**Work required:**
Reproduce everything in the forum post on football ball-spotting below, from "In any case, both" down to "hold of them.".

Forever_Peace posted:

Wow, very cool info! You sound like a ref of college/high school ball?

I call very very very bad football in another country; the best games I've done have been about equivalent to NAIA or NCAA Div III. We do bring over NFL and senior Div I-A officials to deliver training sessions, and they're who we learned nose/middle/tail spotting from.

quote:

So to clarify, the "opp 15" (for a ball at the 15.5) does become "own 16" after a turn over on downs, but the ball actually does move because the officiating crew pushes it to nose-on the 16?

Yes. If you want a time to look out for it that'll show up on a TV broadcast, try watching for downed punts, and compare where they get downed to where the ball is then lying before the center puts his hand on it. (You can't necessarily trust it when you only see the center with his hand on the ball, because he may have significantly adjusted it on the ground.)

quote:

In any case, both the official rules and various manuals of football officiating I've checked suggest that officials should make exact spots

Of course they do. The rules are the rules, and American mechanics manuals quite sensibly don't write down things that might be unhelpful if the media or a grudge-bearing idiot coach got hold of them.

quote:

With the higher scrutiny of the NFL, I do wonder how much the unofficial rules of rounded spotting (vs. the official rules of exact spotting) hold sway. I was under the impression that exact spotting is usually the goal.

**Collected material:**
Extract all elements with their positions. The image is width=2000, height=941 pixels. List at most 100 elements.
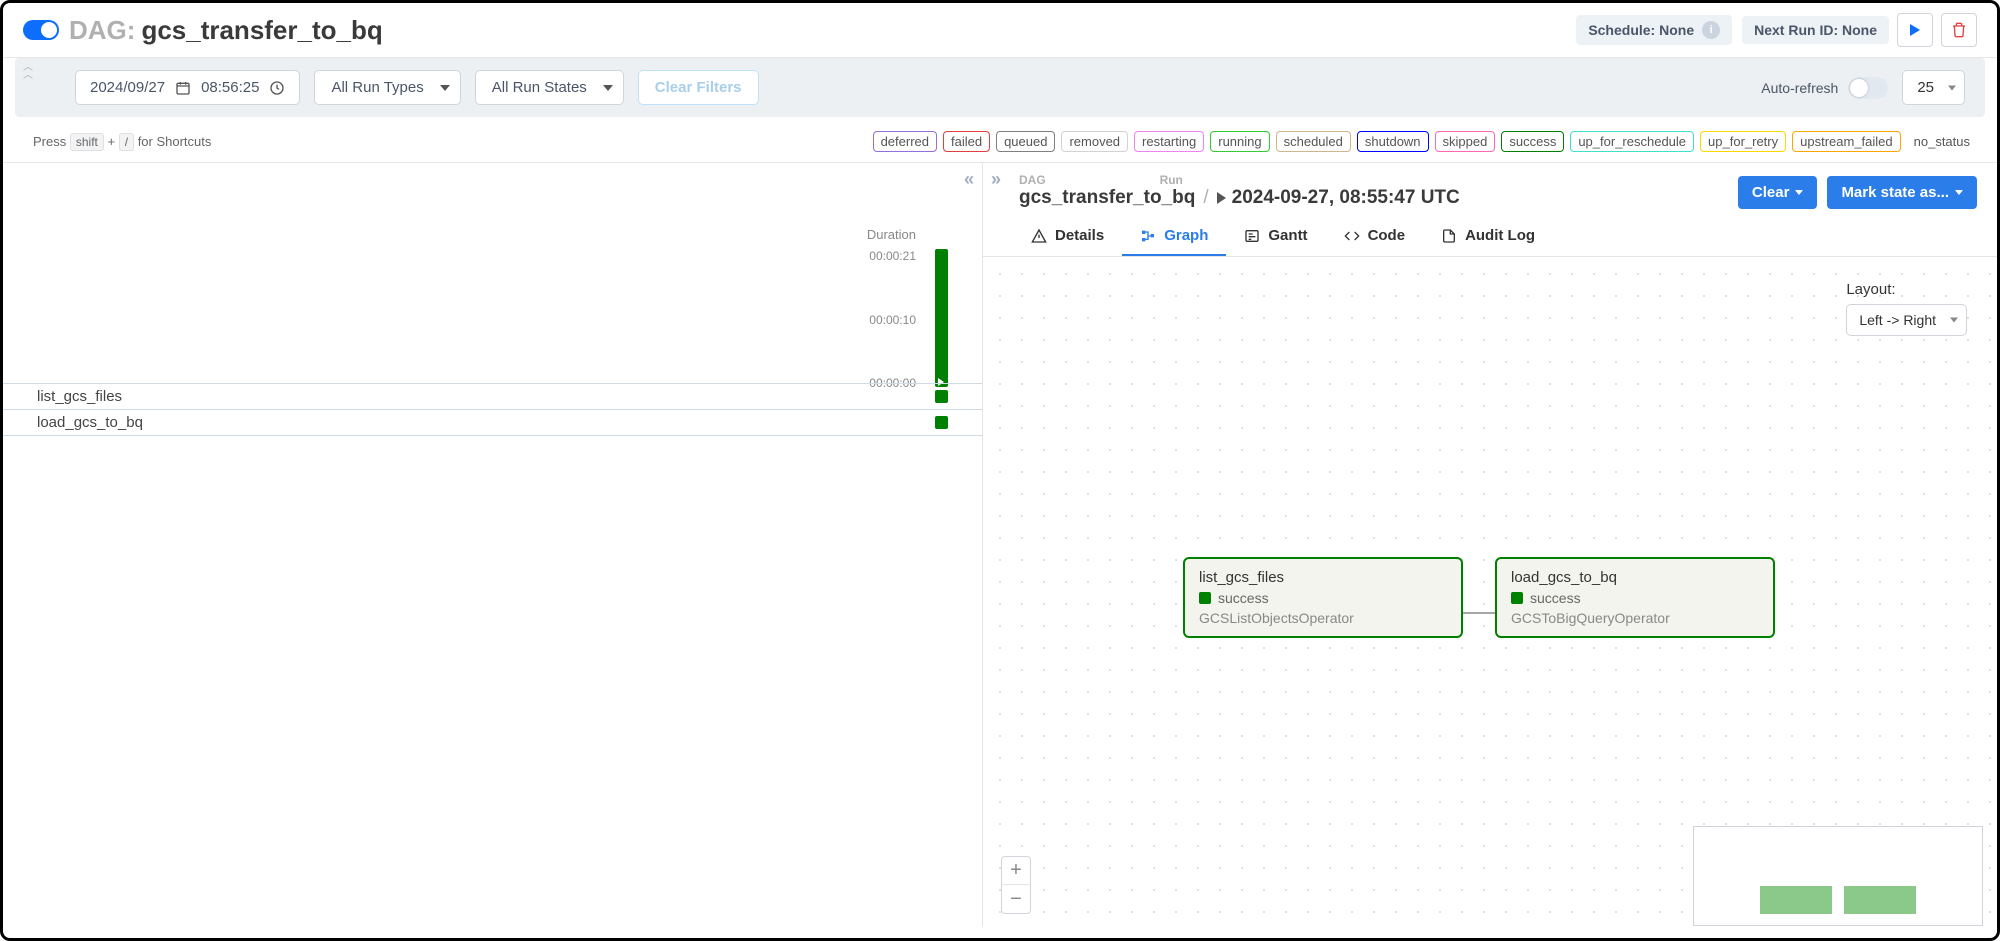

**Response:**
In any case, both the official rules and various manuals of football officiating I've checked suggest that officials should make exact spots

Of course they do. The rules are the rules, and American mechanics manuals quite sensibly don't write down things that might be unhelpful if the media or a grudge-bearing idiot coach got hold of them.